* **INPUT DATA**
_ _ _ _ _ _ _
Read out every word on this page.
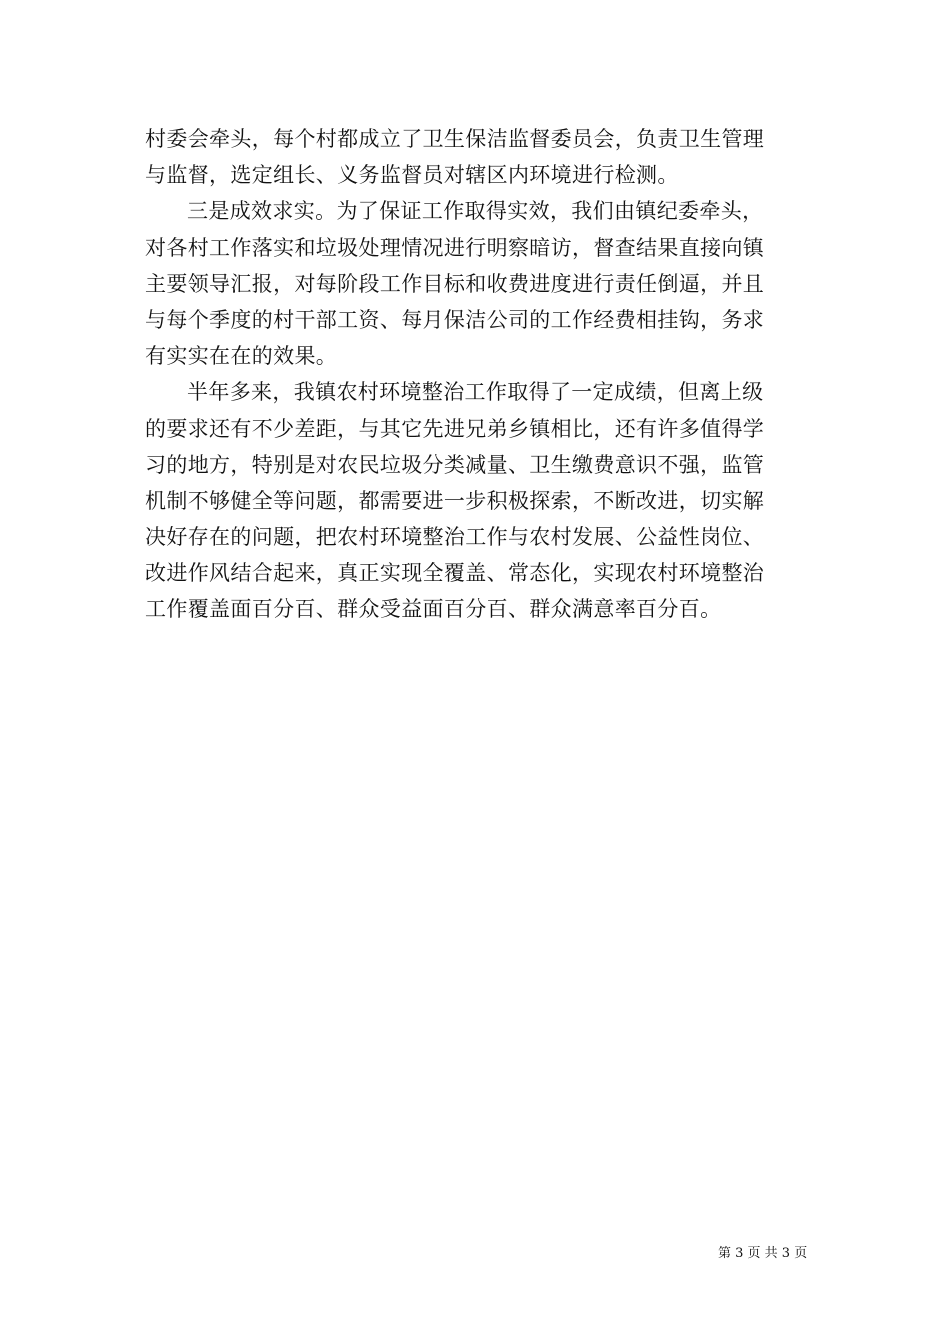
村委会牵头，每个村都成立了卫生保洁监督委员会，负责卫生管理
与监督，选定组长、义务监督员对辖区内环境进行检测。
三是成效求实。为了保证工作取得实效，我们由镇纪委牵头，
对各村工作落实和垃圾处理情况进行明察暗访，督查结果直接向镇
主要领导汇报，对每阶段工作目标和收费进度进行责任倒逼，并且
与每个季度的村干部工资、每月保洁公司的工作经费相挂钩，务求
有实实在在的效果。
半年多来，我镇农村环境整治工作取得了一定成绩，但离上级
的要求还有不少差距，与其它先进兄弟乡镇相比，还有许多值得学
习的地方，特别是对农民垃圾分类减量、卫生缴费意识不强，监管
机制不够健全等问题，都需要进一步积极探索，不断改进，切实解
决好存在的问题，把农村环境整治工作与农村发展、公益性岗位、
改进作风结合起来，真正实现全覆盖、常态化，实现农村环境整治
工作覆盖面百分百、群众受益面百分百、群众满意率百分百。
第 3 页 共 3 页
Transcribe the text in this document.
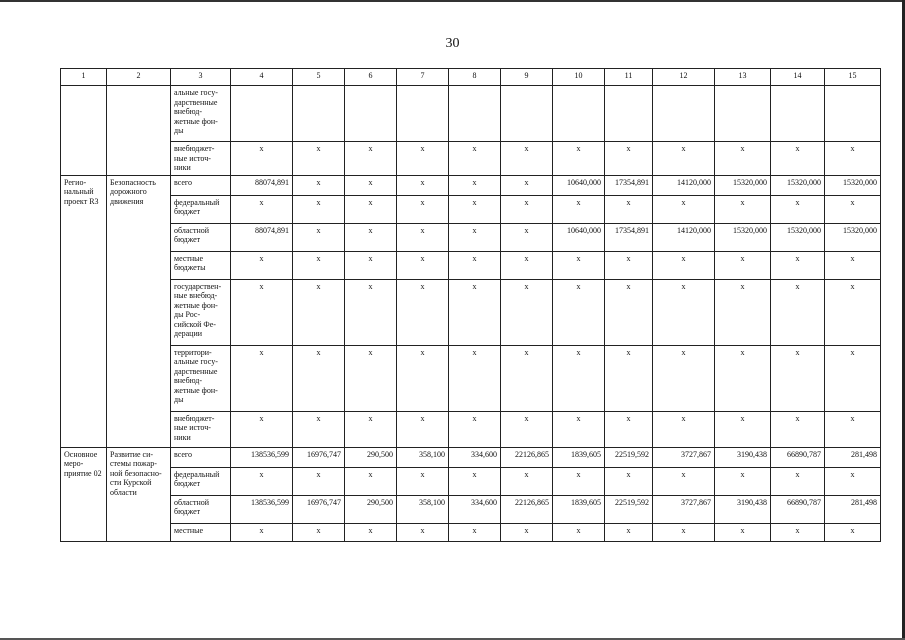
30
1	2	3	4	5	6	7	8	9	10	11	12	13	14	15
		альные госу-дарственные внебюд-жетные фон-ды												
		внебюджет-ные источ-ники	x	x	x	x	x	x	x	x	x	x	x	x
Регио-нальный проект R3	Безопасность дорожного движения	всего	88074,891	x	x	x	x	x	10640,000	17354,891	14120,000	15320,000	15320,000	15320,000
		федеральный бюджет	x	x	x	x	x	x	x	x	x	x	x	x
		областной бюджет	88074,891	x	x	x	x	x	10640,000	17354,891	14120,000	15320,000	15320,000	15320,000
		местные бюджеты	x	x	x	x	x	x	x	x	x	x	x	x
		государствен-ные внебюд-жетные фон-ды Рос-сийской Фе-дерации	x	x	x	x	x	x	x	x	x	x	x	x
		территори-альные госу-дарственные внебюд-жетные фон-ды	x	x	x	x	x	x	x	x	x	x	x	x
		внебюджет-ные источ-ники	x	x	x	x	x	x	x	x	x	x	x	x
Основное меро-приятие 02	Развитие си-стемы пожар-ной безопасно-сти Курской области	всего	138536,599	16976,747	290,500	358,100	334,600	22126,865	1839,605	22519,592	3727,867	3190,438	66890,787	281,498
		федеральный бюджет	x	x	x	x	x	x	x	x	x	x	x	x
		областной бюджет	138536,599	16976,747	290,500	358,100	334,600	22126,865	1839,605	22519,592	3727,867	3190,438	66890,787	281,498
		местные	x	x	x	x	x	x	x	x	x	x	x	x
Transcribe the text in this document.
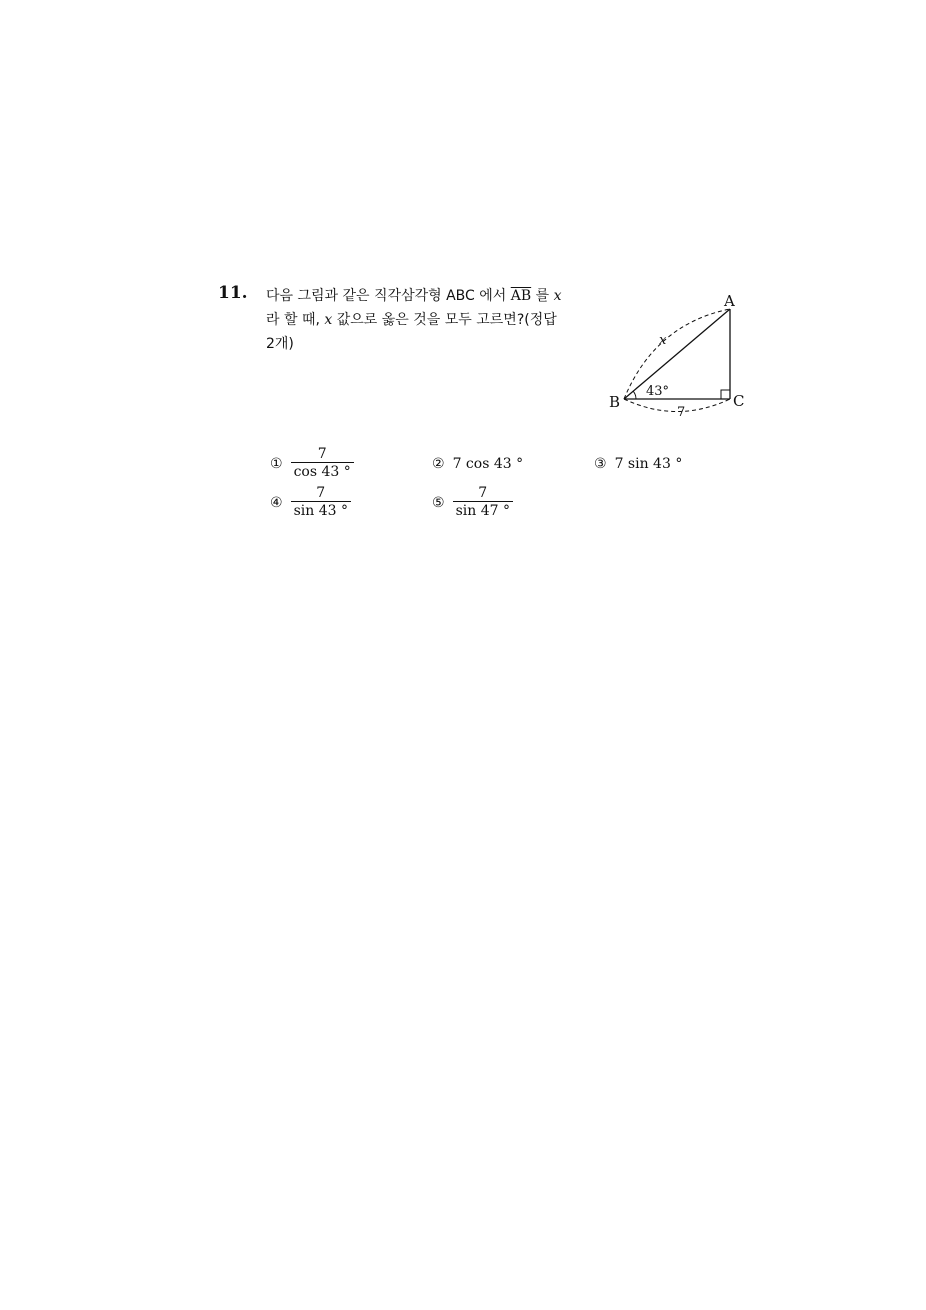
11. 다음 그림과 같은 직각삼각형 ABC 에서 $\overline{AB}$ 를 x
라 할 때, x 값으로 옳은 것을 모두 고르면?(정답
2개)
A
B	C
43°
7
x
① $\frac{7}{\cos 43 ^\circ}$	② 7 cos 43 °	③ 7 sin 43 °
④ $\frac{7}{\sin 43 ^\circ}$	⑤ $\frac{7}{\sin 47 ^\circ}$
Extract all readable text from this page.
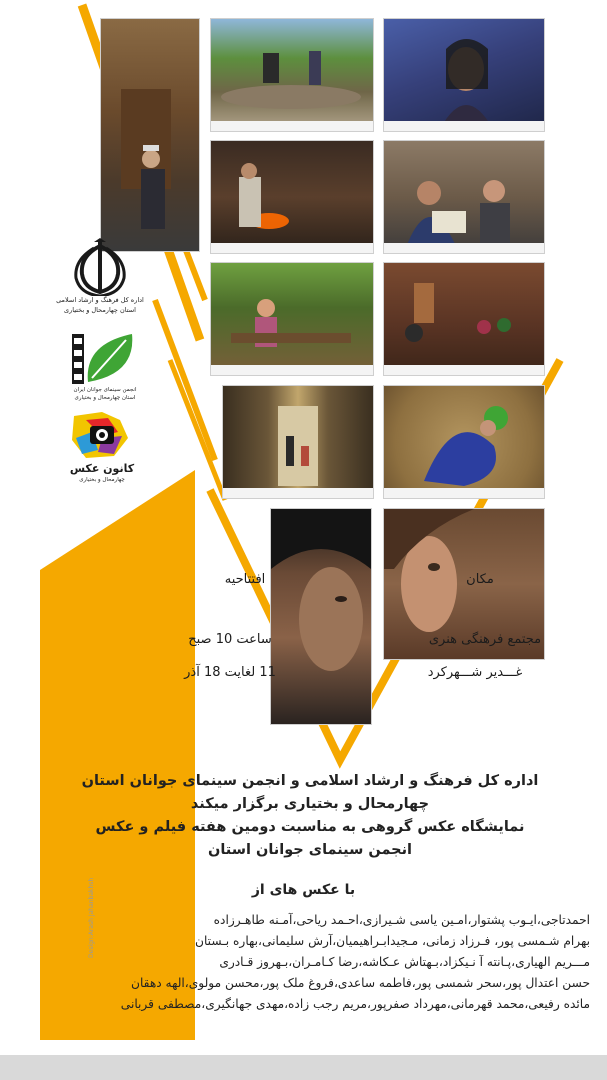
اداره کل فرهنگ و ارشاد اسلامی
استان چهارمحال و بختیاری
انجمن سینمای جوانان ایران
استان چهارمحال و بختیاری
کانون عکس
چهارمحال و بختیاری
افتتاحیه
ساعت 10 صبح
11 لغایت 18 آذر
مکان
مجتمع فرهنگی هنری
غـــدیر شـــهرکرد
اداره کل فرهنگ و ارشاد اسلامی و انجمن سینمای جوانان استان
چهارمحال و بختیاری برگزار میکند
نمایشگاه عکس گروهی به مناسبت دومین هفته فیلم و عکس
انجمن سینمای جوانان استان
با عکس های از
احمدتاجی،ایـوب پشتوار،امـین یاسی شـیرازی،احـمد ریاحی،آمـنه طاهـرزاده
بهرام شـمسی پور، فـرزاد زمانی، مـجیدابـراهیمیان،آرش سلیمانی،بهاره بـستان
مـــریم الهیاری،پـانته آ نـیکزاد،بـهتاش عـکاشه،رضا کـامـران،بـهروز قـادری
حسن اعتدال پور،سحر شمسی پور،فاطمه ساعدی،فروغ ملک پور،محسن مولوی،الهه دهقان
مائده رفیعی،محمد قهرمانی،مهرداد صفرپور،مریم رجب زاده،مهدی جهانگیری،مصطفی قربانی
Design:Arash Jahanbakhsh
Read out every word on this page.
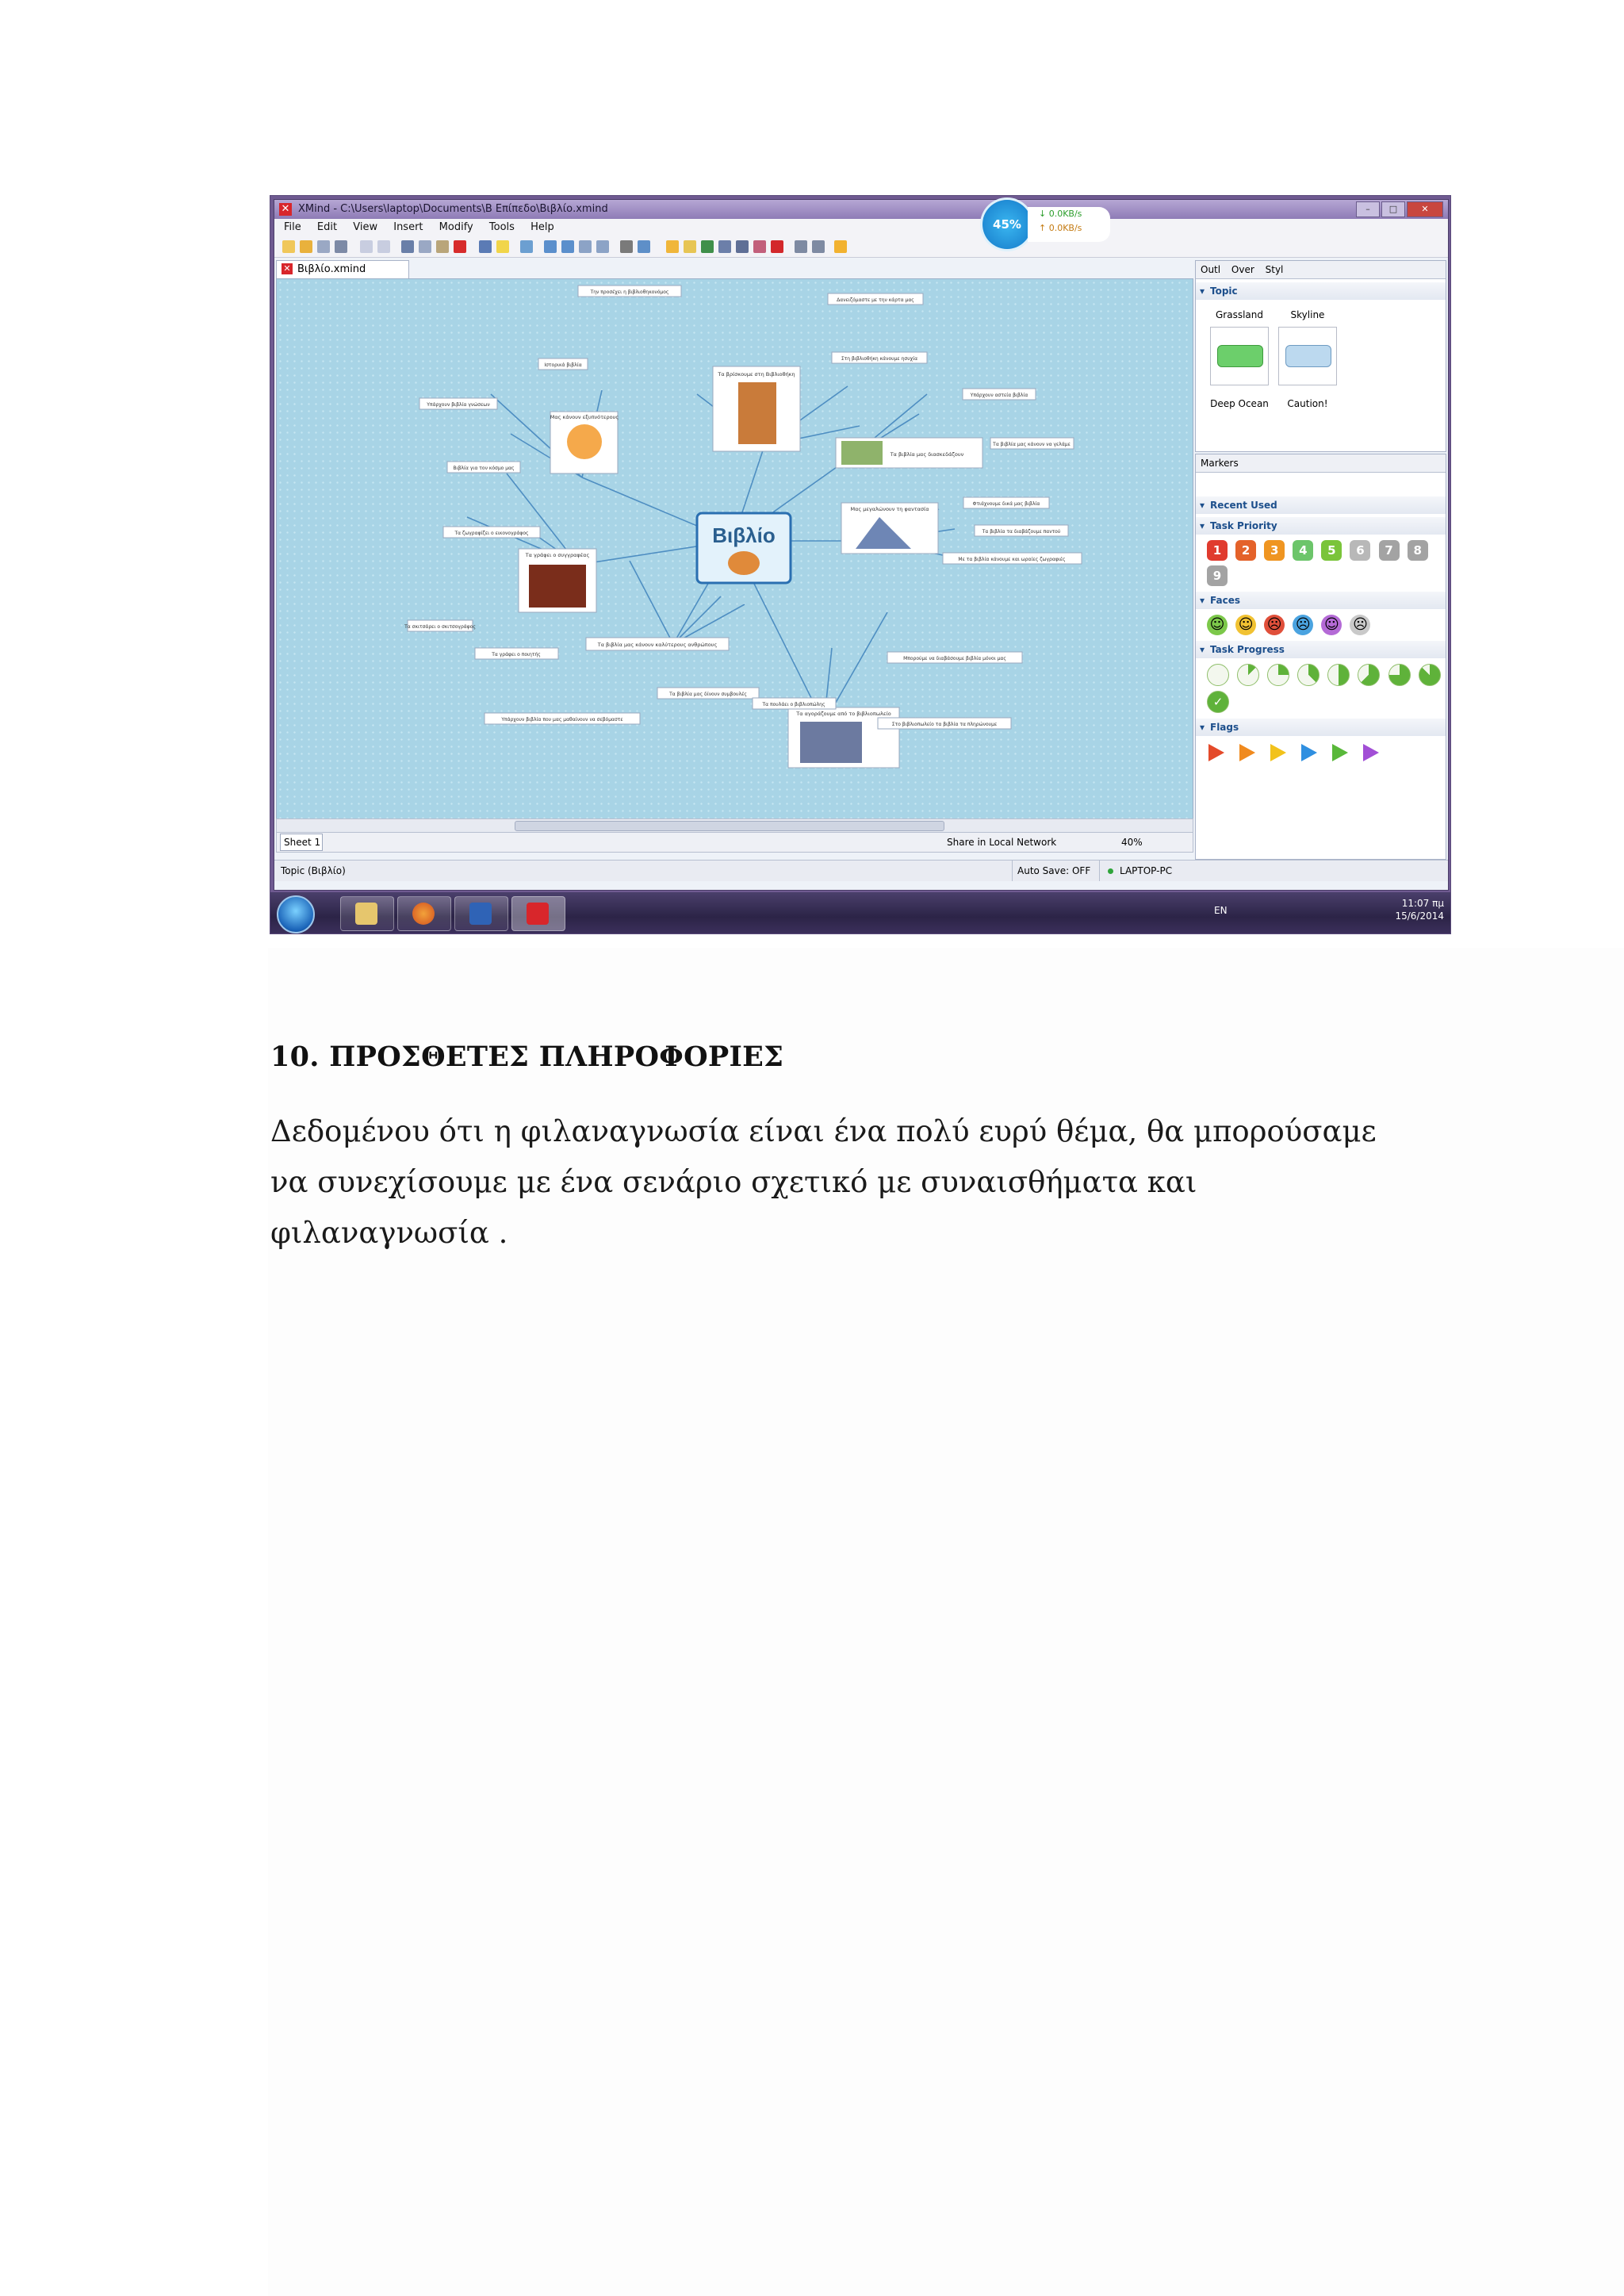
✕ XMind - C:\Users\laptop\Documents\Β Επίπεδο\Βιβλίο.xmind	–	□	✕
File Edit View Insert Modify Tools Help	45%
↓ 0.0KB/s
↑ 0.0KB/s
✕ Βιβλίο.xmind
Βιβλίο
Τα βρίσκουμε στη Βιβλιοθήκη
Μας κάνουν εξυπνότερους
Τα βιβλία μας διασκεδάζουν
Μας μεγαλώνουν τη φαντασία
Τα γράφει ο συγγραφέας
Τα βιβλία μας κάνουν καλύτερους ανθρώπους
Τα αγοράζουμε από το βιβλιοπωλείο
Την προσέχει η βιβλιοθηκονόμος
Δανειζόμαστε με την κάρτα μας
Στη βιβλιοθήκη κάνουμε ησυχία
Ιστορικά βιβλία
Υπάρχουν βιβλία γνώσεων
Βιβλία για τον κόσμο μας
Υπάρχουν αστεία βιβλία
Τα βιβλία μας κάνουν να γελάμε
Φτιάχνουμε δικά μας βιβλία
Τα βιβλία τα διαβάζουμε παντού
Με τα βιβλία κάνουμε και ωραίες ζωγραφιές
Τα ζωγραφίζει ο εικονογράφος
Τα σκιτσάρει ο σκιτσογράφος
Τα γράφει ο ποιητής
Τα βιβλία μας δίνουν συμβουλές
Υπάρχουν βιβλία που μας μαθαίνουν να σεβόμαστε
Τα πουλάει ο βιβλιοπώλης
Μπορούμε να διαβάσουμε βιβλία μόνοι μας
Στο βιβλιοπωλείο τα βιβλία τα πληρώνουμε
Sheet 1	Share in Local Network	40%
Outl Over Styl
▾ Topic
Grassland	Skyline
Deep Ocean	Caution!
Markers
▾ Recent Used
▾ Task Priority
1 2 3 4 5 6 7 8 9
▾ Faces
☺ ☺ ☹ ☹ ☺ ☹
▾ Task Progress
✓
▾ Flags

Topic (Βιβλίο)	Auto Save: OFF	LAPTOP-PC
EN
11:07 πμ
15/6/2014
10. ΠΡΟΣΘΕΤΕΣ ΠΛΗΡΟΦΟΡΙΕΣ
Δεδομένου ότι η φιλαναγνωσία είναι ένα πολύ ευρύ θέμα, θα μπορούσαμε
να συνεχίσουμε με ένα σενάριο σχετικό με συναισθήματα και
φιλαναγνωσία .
_ _ _ _ _ _ _
* **TASK STATEMENT**
Copy each line that contains the word "xmind".

* **THE COMPLETED TASK**
✕ XMind - C:\Users\laptop\Documents\Β Επίπεδο\Βιβλίο.xmind	–	□	✕
✕ Βιβλίο.xmind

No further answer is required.